#### [Instructions for the task]
Locate all lines with the word "mean" and copy them out.

-- Start --

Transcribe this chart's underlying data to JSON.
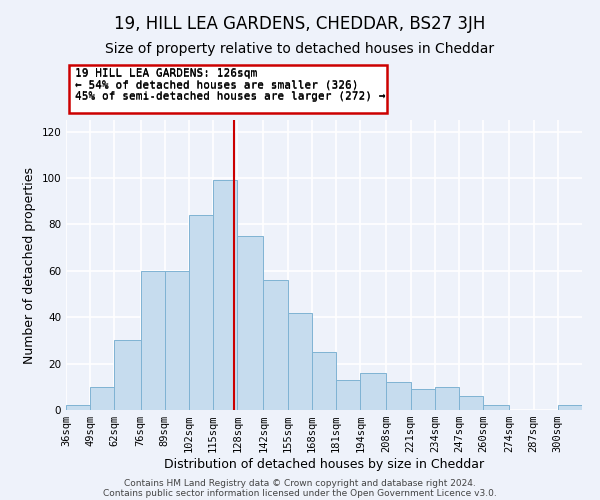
{
  "title": "19, HILL LEA GARDENS, CHEDDAR, BS27 3JH",
  "subtitle": "Size of property relative to detached houses in Cheddar",
  "xlabel": "Distribution of detached houses by size in Cheddar",
  "ylabel": "Number of detached properties",
  "bar_labels": [
    "36sqm",
    "49sqm",
    "62sqm",
    "76sqm",
    "89sqm",
    "102sqm",
    "115sqm",
    "128sqm",
    "142sqm",
    "155sqm",
    "168sqm",
    "181sqm",
    "194sqm",
    "208sqm",
    "221sqm",
    "234sqm",
    "247sqm",
    "260sqm",
    "274sqm",
    "287sqm",
    "300sqm"
  ],
  "bar_values": [
    2,
    10,
    30,
    60,
    60,
    84,
    99,
    75,
    56,
    42,
    25,
    13,
    16,
    12,
    9,
    10,
    6,
    2,
    0,
    0,
    2
  ],
  "bar_color": "#c6dcee",
  "bar_edge_color": "#7fb3d3",
  "property_line_x": 126,
  "bin_edges": [
    36,
    49,
    62,
    76,
    89,
    102,
    115,
    128,
    142,
    155,
    168,
    181,
    194,
    208,
    221,
    234,
    247,
    260,
    274,
    287,
    300
  ],
  "annotation_title": "19 HILL LEA GARDENS: 126sqm",
  "annotation_line1": "← 54% of detached houses are smaller (326)",
  "annotation_line2": "45% of semi-detached houses are larger (272) →",
  "annotation_box_color": "#ffffff",
  "annotation_box_edge": "#cc0000",
  "vline_color": "#cc0000",
  "ylim": [
    0,
    125
  ],
  "yticks": [
    0,
    20,
    40,
    60,
    80,
    100,
    120
  ],
  "footer1": "Contains HM Land Registry data © Crown copyright and database right 2024.",
  "footer2": "Contains public sector information licensed under the Open Government Licence v3.0.",
  "bg_color": "#eef2fa",
  "grid_color": "#ffffff",
  "title_fontsize": 12,
  "subtitle_fontsize": 10,
  "axis_label_fontsize": 9,
  "tick_fontsize": 7.5,
  "footer_fontsize": 6.5
}
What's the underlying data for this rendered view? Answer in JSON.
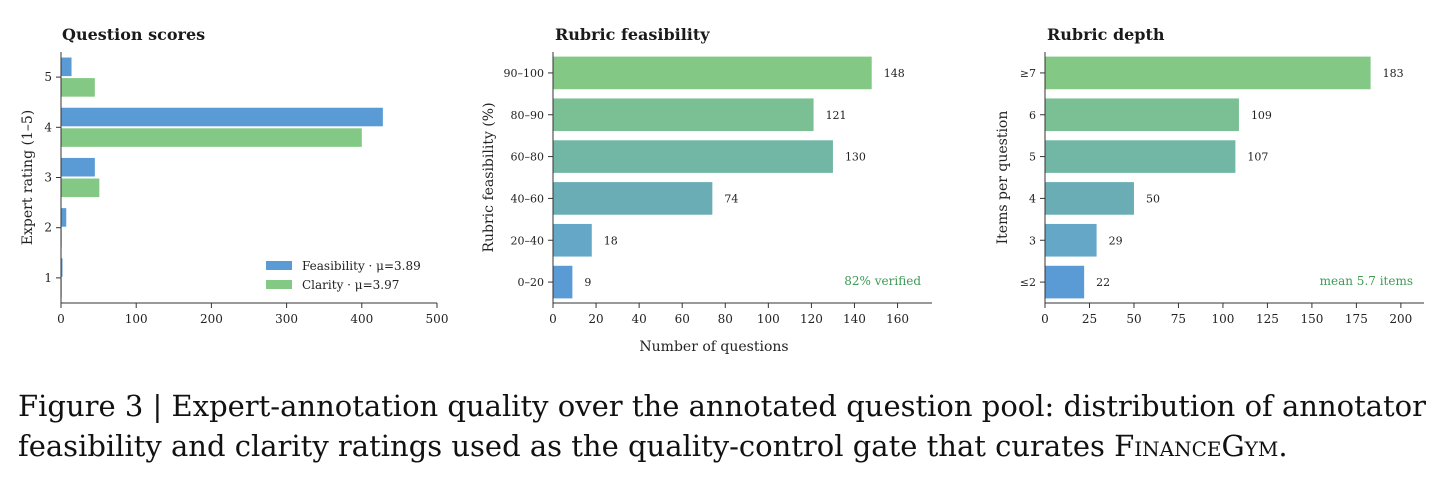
{
  "chart_data": [
    {
      "type": "bar",
      "orientation": "horizontal",
      "title": "Question scores",
      "xlabel": "",
      "ylabel": "Expert rating (1–5)",
      "categories": [
        "1",
        "2",
        "3",
        "4",
        "5"
      ],
      "series": [
        {
          "name": "Feasibility · μ=3.89",
          "color": "#5b9bd5",
          "values": [
            2,
            7,
            45,
            428,
            14
          ]
        },
        {
          "name": "Clarity · μ=3.97",
          "color": "#84c885",
          "values": [
            1,
            1,
            51,
            400,
            45
          ]
        }
      ],
      "xlim": [
        0,
        500
      ],
      "xticks": [
        "0",
        "100",
        "200",
        "300",
        "400",
        "500"
      ],
      "grid": false,
      "legend": "bottom-right"
    },
    {
      "type": "bar",
      "orientation": "horizontal",
      "title": "Rubric feasibility",
      "xlabel": "Number of questions",
      "ylabel": "Rubric feasibility (%)",
      "categories": [
        "0–20",
        "20–40",
        "40–60",
        "60–80",
        "80–90",
        "90–100"
      ],
      "values": [
        9,
        18,
        74,
        130,
        121,
        148
      ],
      "data_labels": [
        "9",
        "18",
        "74",
        "130",
        "121",
        "148"
      ],
      "colors": [
        "#5b9bd5",
        "#64a7c7",
        "#6aadb5",
        "#72b7a6",
        "#7bc094",
        "#84c885"
      ],
      "xlim": [
        0,
        176
      ],
      "xticks": [
        "0",
        "20",
        "40",
        "60",
        "80",
        "100",
        "120",
        "140",
        "160"
      ],
      "annotation": "82% verified",
      "annotation_color": "#3e9a55",
      "grid": false
    },
    {
      "type": "bar",
      "orientation": "horizontal",
      "title": "Rubric depth",
      "xlabel": "",
      "ylabel": "Items per question",
      "categories": [
        "≤2",
        "3",
        "4",
        "5",
        "6",
        "≥7"
      ],
      "values": [
        22,
        29,
        50,
        107,
        109,
        183
      ],
      "data_labels": [
        "22",
        "29",
        "50",
        "107",
        "109",
        "183"
      ],
      "colors": [
        "#5b9bd5",
        "#64a7c7",
        "#6aadb5",
        "#72b7a6",
        "#7bc094",
        "#84c885"
      ],
      "xlim": [
        0,
        213
      ],
      "xticks": [
        "0",
        "25",
        "50",
        "75",
        "100",
        "125",
        "150",
        "175",
        "200"
      ],
      "annotation": "mean 5.7 items",
      "annotation_color": "#3e9a55",
      "grid": false
    }
  ],
  "caption": {
    "prefix": "Figure 3 | Expert-annotation quality over the annotated question pool: distribution of annotator feasibility and clarity ratings used as the quality-control gate that curates ",
    "name": "FinanceGym",
    "suffix": "."
  }
}
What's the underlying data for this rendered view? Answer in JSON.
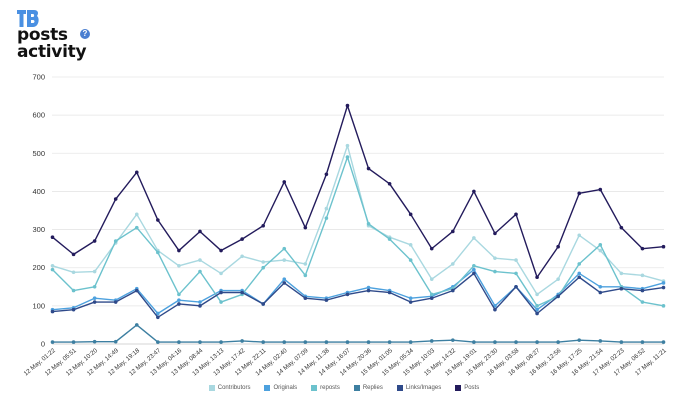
{
  "header": {
    "logo_icon": "brand-logo-icon",
    "title_line1": "posts",
    "title_line2": "activity",
    "help_icon": "question-icon"
  },
  "chart_data": {
    "type": "line",
    "ylim": [
      0,
      700
    ],
    "yticks": [
      0,
      100,
      200,
      300,
      400,
      500,
      600,
      700
    ],
    "grid": true,
    "legend_position": "bottom-center",
    "x_labels_rotated": true,
    "categories": [
      "12 May, 01:22",
      "12 May, 05:51",
      "12 May, 10:20",
      "12 May, 14:49",
      "12 May, 19:18",
      "12 May, 23:47",
      "13 May, 04:16",
      "13 May, 08:44",
      "13 May, 13:13",
      "13 May, 17:42",
      "13 May, 22:11",
      "14 May, 02:40",
      "14 May, 07:09",
      "14 May, 11:38",
      "14 May, 16:07",
      "14 May, 20:36",
      "15 May, 01:05",
      "15 May, 05:34",
      "15 May, 10:03",
      "15 May, 14:32",
      "15 May, 19:01",
      "15 May, 23:30",
      "16 May, 03:58",
      "16 May, 08:27",
      "16 May, 12:56",
      "16 May, 17:25",
      "16 May, 21:54",
      "17 May, 02:23",
      "17 May, 06:52",
      "17 May, 11:21"
    ],
    "series": [
      {
        "name": "Contributors",
        "color": "#a9d8e0",
        "values": [
          205,
          188,
          190,
          265,
          340,
          245,
          205,
          220,
          185,
          230,
          215,
          220,
          210,
          355,
          520,
          310,
          280,
          260,
          170,
          210,
          278,
          225,
          220,
          130,
          170,
          285,
          245,
          185,
          180,
          165
        ]
      },
      {
        "name": "Originals",
        "color": "#4da1de",
        "values": [
          90,
          95,
          120,
          115,
          145,
          80,
          115,
          110,
          140,
          140,
          105,
          170,
          125,
          120,
          135,
          148,
          140,
          120,
          125,
          150,
          195,
          100,
          150,
          90,
          130,
          185,
          150,
          150,
          145,
          160
        ]
      },
      {
        "name": "reposts",
        "color": "#6cc2cd",
        "values": [
          195,
          140,
          150,
          270,
          305,
          240,
          130,
          190,
          110,
          130,
          200,
          250,
          180,
          330,
          490,
          315,
          275,
          220,
          130,
          145,
          205,
          190,
          185,
          100,
          125,
          210,
          260,
          150,
          110,
          100
        ]
      },
      {
        "name": "Replies",
        "color": "#3d7fa1",
        "values": [
          5,
          5,
          6,
          6,
          50,
          5,
          5,
          5,
          5,
          8,
          5,
          5,
          5,
          5,
          5,
          5,
          5,
          5,
          8,
          10,
          5,
          5,
          5,
          5,
          5,
          10,
          8,
          5,
          5,
          5
        ]
      },
      {
        "name": "Links/Images",
        "color": "#2f4a8a",
        "values": [
          85,
          90,
          110,
          110,
          140,
          70,
          105,
          100,
          135,
          135,
          105,
          160,
          120,
          115,
          130,
          140,
          135,
          110,
          120,
          140,
          185,
          90,
          150,
          80,
          125,
          175,
          135,
          145,
          140,
          148
        ]
      },
      {
        "name": "Posts",
        "color": "#231b5c",
        "values": [
          280,
          235,
          270,
          380,
          450,
          325,
          245,
          295,
          245,
          275,
          310,
          425,
          305,
          445,
          625,
          460,
          420,
          340,
          250,
          295,
          400,
          290,
          340,
          175,
          255,
          395,
          405,
          305,
          250,
          255
        ]
      }
    ]
  }
}
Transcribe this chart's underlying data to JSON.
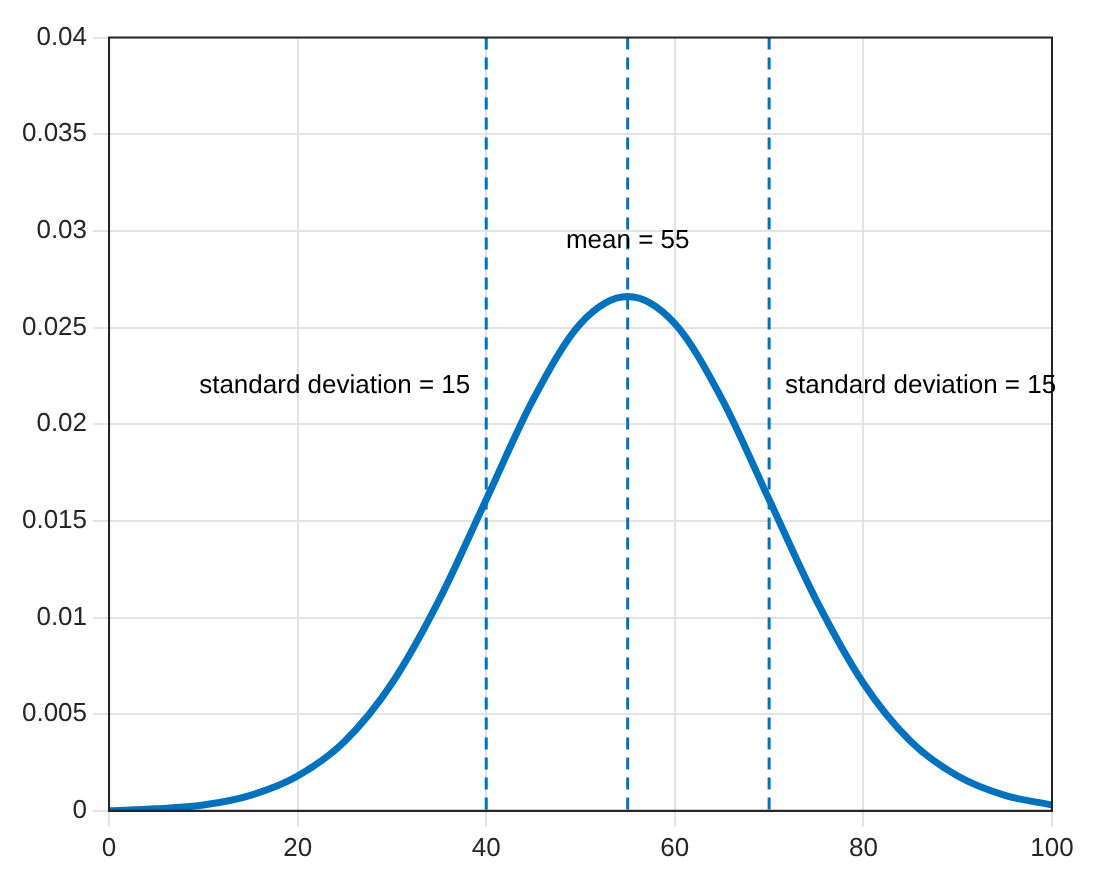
{
  "chart_data": {
    "type": "line",
    "x": [
      0,
      5,
      10,
      15,
      20,
      25,
      30,
      35,
      40,
      45,
      50,
      55,
      60,
      65,
      70,
      75,
      80,
      85,
      90,
      95,
      100
    ],
    "series": [
      {
        "color": "#0072bd",
        "values": [
          0,
          0.0001,
          0.0003,
          0.0008,
          0.0018,
          0.0036,
          0.0066,
          0.0109,
          0.0161,
          0.0213,
          0.0252,
          0.0266,
          0.0252,
          0.0213,
          0.0161,
          0.0109,
          0.0066,
          0.0036,
          0.0018,
          0.0008,
          0.0003
        ]
      }
    ],
    "xlim": [
      0,
      100
    ],
    "xticks": [
      0,
      20,
      40,
      60,
      80,
      100
    ],
    "ylim": [
      0,
      0.04
    ],
    "yticks": [
      0,
      0.005,
      0.01,
      0.015,
      0.02,
      0.025,
      0.03,
      0.035,
      0.04
    ],
    "grid": true,
    "marker": "none",
    "line_style": "solid",
    "ref_lines": [
      {
        "axis": "x",
        "value": 40,
        "color": "#0072bd",
        "line_style": "dashed"
      },
      {
        "axis": "x",
        "value": 55,
        "color": "#0072bd",
        "line_style": "dashed"
      },
      {
        "axis": "x",
        "value": 70,
        "color": "#0072bd",
        "line_style": "dashed"
      }
    ],
    "annotations": [
      {
        "text": "mean = 55",
        "x": 55,
        "y": 0.0295
      },
      "standard deviation = 15",
      "standard deviation = 15"
    ]
  }
}
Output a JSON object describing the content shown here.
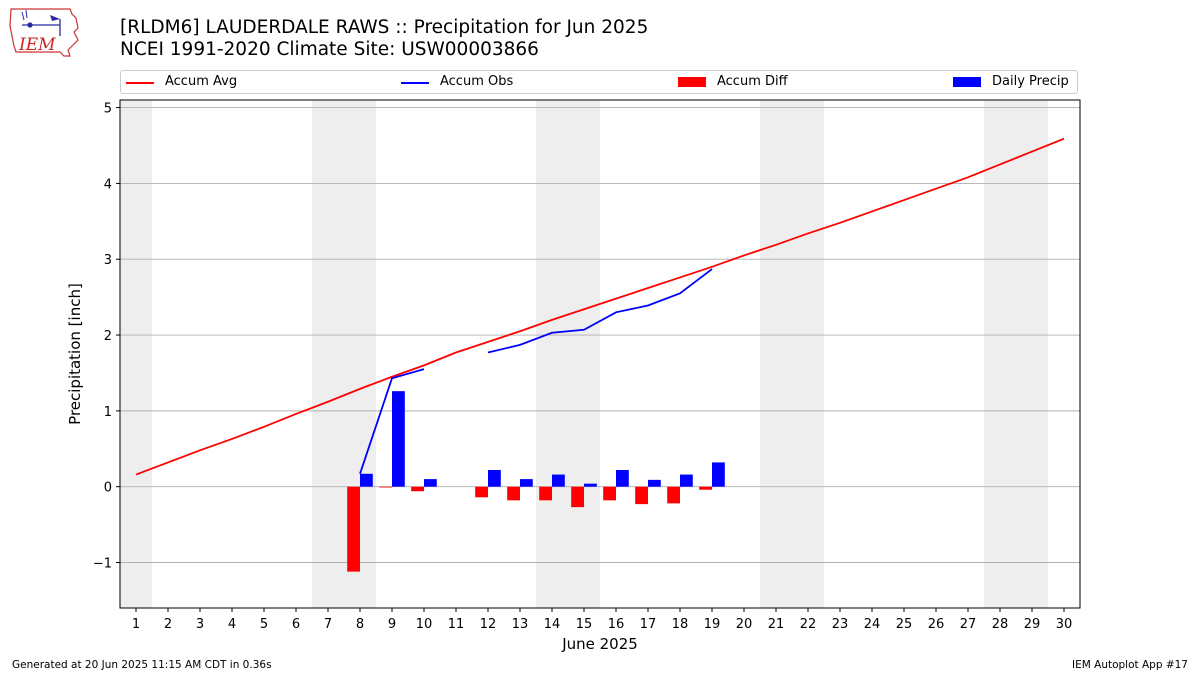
{
  "title": {
    "line1": "[RLDM6] LAUDERDALE RAWS :: Precipitation for Jun 2025",
    "line2": "NCEI 1991-2020 Climate Site: USW00003866"
  },
  "logo": {
    "text": "IEM"
  },
  "footer": {
    "left": "Generated at 20 Jun 2025 11:15 AM CDT in 0.36s",
    "right": "IEM Autoplot App #17"
  },
  "chart_data": {
    "type": "line",
    "xlabel": "June 2025",
    "ylabel": "Precipitation [inch]",
    "x": [
      1,
      2,
      3,
      4,
      5,
      6,
      7,
      8,
      9,
      10,
      11,
      12,
      13,
      14,
      15,
      16,
      17,
      18,
      19,
      20,
      21,
      22,
      23,
      24,
      25,
      26,
      27,
      28,
      29,
      30
    ],
    "xlim": [
      0.5,
      30.5
    ],
    "ylim": [
      -1.6,
      5.1
    ],
    "yticks": [
      -1,
      0,
      1,
      2,
      3,
      4,
      5
    ],
    "ytick_labels": [
      "−1",
      "0",
      "1",
      "2",
      "3",
      "4",
      "5"
    ],
    "grid": "horizontal",
    "weekend_shading": [
      [
        0.5,
        1.5
      ],
      [
        6.5,
        8.5
      ],
      [
        13.5,
        15.5
      ],
      [
        20.5,
        22.5
      ],
      [
        27.5,
        29.5
      ]
    ],
    "legend": [
      "Accum Avg",
      "Accum Obs",
      "Accum Diff",
      "Daily Precip"
    ],
    "legend_position": "top",
    "colors": {
      "avg": "#ff0000",
      "obs": "#0000ff",
      "diff": "#ff0000",
      "daily": "#0000ff",
      "weekend": "#eeeeee",
      "grid": "#b0b0b0"
    },
    "series": [
      {
        "name": "Accum Avg",
        "kind": "line",
        "x": [
          1,
          2,
          3,
          4,
          5,
          6,
          7,
          8,
          9,
          10,
          11,
          12,
          13,
          14,
          15,
          16,
          17,
          18,
          19,
          20,
          21,
          22,
          23,
          24,
          25,
          26,
          27,
          28,
          29,
          30
        ],
        "values": [
          0.16,
          0.32,
          0.48,
          0.63,
          0.79,
          0.96,
          1.12,
          1.29,
          1.45,
          1.6,
          1.77,
          1.91,
          2.05,
          2.2,
          2.34,
          2.48,
          2.62,
          2.76,
          2.9,
          3.05,
          3.19,
          3.34,
          3.48,
          3.63,
          3.78,
          3.93,
          4.08,
          4.25,
          4.42,
          4.59
        ]
      },
      {
        "name": "Accum Obs",
        "kind": "line",
        "segments": [
          {
            "x": [
              8,
              9,
              10
            ],
            "values": [
              0.17,
              1.43,
              1.55
            ]
          },
          {
            "x": [
              12,
              13,
              14,
              15,
              16,
              17,
              18,
              19
            ],
            "values": [
              1.77,
              1.87,
              2.03,
              2.07,
              2.3,
              2.39,
              2.55,
              2.87
            ]
          }
        ]
      },
      {
        "name": "Accum Diff",
        "kind": "bar",
        "x": [
          8,
          9,
          10,
          12,
          13,
          14,
          15,
          16,
          17,
          18,
          19
        ],
        "values": [
          -1.12,
          -0.01,
          -0.06,
          -0.14,
          -0.18,
          -0.18,
          -0.27,
          -0.18,
          -0.23,
          -0.22,
          -0.04
        ]
      },
      {
        "name": "Daily Precip",
        "kind": "bar",
        "x": [
          8,
          9,
          10,
          12,
          13,
          14,
          15,
          16,
          17,
          18,
          19
        ],
        "values": [
          0.17,
          1.26,
          0.1,
          0.22,
          0.1,
          0.16,
          0.04,
          0.22,
          0.09,
          0.16,
          0.32
        ]
      }
    ]
  }
}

-- End --

#### [The answer]
      "annotation": "mean 5.7 items",
        "text": "mean = 55",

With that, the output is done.